§ **Reading passage**:
--- START ---
Exoplanet hunting takes time, a fact that is well demonstrated in the case of a newly confirmed gas giant. Eight times as massive as Jupiter, it orbits a star much like the Sun but at a distance vast enough (300 AU) to place it well within the Kuiper Belt if it were in our own system. 1RXS 1609 b was first reported back in September of 2008 when David Lafrenière (now at the University of Montreal) and team used adaptive optics to take direct images and spectra of the object, which can be seen in the image below.
Image: First released in September of 2008: Gemini adaptive optics image of 1RXS J160929.1-210524 and its ~8 Jupiter-mass companion (within red circle). This image is a composite of J-, H- and K-band near-infrared images. All images obtained with the Gemini Altair adaptive optics system and the Near-Infrared Imager (NIRI) on the Gemini North telescope. Credit: Gemini Observatory.
This was thought to have been the first planet directly imaged around a Sun-like star, but the question was whether the object was gravitationally associated with the star, something that only time would tell. There was always the possibility that what the astronomers had found was a chance alignment. Says Lafrenière:
“Back in 2008 what we knew for sure was that there was this young planetary mass object sitting right next to a young Sun-like star on the sky. Our new observations rule out this chance alignment possibility, and thus confirm that the planet and the star are related to each other.”
--- END ---
§ **Task requirements**:
• a. Answer these from the exoplanet passage, one line each:
(i) How many times as massive as Jupiter is the gas giant?
(ii) Which telescope was used to obtain the images?
(iii) Before the new observations, what possibility remained open about the object and the star?
• b. According to the exoplanet passage, why did the 2008 images not settle whether the object belonged to the star?

§ **Entries provided**:
--- START ---
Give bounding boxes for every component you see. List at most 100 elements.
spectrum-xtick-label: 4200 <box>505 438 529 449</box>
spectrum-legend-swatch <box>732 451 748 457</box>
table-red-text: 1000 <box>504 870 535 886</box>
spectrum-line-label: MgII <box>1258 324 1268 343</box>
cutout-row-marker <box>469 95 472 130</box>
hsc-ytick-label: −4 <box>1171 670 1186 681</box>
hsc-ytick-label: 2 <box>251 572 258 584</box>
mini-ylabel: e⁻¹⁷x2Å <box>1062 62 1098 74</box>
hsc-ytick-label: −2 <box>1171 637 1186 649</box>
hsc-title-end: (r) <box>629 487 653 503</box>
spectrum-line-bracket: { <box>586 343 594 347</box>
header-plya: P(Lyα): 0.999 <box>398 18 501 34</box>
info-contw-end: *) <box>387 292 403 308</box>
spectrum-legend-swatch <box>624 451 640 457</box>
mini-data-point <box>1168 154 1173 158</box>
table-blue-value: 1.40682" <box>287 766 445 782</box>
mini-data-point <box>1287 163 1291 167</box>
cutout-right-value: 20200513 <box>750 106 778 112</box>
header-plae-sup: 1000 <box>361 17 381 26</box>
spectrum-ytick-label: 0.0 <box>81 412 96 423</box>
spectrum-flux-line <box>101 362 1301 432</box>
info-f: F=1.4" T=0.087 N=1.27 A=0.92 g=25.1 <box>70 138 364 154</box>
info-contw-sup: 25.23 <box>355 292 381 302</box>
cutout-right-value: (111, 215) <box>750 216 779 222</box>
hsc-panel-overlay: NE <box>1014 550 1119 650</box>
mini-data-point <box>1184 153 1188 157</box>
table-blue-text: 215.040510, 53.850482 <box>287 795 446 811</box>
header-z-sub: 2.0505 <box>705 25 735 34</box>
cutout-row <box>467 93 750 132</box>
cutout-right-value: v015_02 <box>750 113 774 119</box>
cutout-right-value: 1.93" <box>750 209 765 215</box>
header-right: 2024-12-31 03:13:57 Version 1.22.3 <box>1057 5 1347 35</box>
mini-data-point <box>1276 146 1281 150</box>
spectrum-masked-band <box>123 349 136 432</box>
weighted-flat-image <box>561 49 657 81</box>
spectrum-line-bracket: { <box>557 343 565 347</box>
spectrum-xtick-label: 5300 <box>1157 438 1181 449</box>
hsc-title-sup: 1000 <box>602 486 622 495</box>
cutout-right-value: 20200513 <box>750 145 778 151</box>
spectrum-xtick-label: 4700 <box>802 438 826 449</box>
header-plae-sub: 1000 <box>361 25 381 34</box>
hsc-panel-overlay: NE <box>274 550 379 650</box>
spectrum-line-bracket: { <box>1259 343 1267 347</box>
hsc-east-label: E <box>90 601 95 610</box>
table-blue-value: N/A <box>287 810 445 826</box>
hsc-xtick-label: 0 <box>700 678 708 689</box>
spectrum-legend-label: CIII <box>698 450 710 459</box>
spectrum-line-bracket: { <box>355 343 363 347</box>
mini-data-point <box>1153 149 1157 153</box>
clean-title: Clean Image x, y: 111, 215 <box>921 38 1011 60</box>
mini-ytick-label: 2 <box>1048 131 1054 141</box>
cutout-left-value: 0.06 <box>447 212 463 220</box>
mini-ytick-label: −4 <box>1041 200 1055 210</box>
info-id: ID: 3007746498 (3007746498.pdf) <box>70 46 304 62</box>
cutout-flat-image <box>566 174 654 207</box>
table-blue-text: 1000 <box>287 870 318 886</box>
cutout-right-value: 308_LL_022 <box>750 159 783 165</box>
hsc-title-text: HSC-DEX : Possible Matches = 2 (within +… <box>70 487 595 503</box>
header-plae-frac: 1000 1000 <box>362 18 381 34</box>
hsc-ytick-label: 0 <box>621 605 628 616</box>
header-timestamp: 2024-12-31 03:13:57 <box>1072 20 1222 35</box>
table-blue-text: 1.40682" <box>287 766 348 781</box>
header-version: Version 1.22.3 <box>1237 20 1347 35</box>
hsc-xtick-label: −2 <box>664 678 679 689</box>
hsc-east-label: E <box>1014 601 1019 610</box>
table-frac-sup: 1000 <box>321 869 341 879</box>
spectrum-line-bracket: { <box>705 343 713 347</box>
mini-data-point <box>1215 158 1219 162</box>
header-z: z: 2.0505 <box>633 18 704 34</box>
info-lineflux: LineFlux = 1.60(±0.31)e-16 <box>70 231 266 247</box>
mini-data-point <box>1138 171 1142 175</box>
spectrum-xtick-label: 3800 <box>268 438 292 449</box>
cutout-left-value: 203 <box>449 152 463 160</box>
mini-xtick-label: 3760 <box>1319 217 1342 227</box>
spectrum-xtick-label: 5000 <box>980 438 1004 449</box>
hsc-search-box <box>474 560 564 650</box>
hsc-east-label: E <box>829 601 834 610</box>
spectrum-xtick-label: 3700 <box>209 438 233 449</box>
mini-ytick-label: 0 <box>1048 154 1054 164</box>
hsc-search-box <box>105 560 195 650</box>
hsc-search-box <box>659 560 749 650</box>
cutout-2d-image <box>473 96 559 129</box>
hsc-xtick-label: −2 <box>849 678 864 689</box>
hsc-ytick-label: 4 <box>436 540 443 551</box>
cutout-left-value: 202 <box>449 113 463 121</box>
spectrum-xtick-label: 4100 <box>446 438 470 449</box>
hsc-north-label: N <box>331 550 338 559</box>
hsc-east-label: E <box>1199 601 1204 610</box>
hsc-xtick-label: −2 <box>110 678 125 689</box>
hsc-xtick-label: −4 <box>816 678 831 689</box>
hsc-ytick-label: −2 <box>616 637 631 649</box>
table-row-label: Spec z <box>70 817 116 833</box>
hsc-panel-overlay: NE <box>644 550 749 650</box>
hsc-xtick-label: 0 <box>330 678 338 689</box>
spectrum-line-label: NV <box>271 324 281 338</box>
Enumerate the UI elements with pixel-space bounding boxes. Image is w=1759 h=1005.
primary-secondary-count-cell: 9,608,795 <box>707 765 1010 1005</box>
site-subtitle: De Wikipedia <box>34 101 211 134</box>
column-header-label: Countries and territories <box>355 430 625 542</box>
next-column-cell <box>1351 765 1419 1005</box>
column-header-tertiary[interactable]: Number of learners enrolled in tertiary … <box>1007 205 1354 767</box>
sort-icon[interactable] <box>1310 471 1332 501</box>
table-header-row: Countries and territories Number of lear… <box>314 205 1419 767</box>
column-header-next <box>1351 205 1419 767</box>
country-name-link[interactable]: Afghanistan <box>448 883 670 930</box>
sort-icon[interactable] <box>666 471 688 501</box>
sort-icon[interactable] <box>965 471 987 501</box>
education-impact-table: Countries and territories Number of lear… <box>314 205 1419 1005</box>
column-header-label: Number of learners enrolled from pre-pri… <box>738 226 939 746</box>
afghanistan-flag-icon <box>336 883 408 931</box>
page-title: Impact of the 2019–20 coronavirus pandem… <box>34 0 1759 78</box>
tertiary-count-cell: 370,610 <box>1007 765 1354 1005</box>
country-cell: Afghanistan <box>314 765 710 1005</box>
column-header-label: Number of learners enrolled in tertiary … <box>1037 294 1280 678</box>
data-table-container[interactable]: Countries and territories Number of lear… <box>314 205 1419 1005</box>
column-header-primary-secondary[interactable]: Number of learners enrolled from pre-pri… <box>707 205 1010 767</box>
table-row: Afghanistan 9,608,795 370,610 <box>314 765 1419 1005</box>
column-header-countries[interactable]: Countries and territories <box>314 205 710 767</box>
--- END ---
§ **Numbered answers**:
• a.
(i) Eight times.
(ii) The Gemini North telescope.
(iii) A chance alignment, meaning the object might not be gravitationally associated with the star.

• b. In 2008 the astronomers knew only that a young planetary-mass object appeared right next to a young Sun-like star on the sky. It could have been a chance alignment rather than a gravitationally associated companion, and only time would tell which.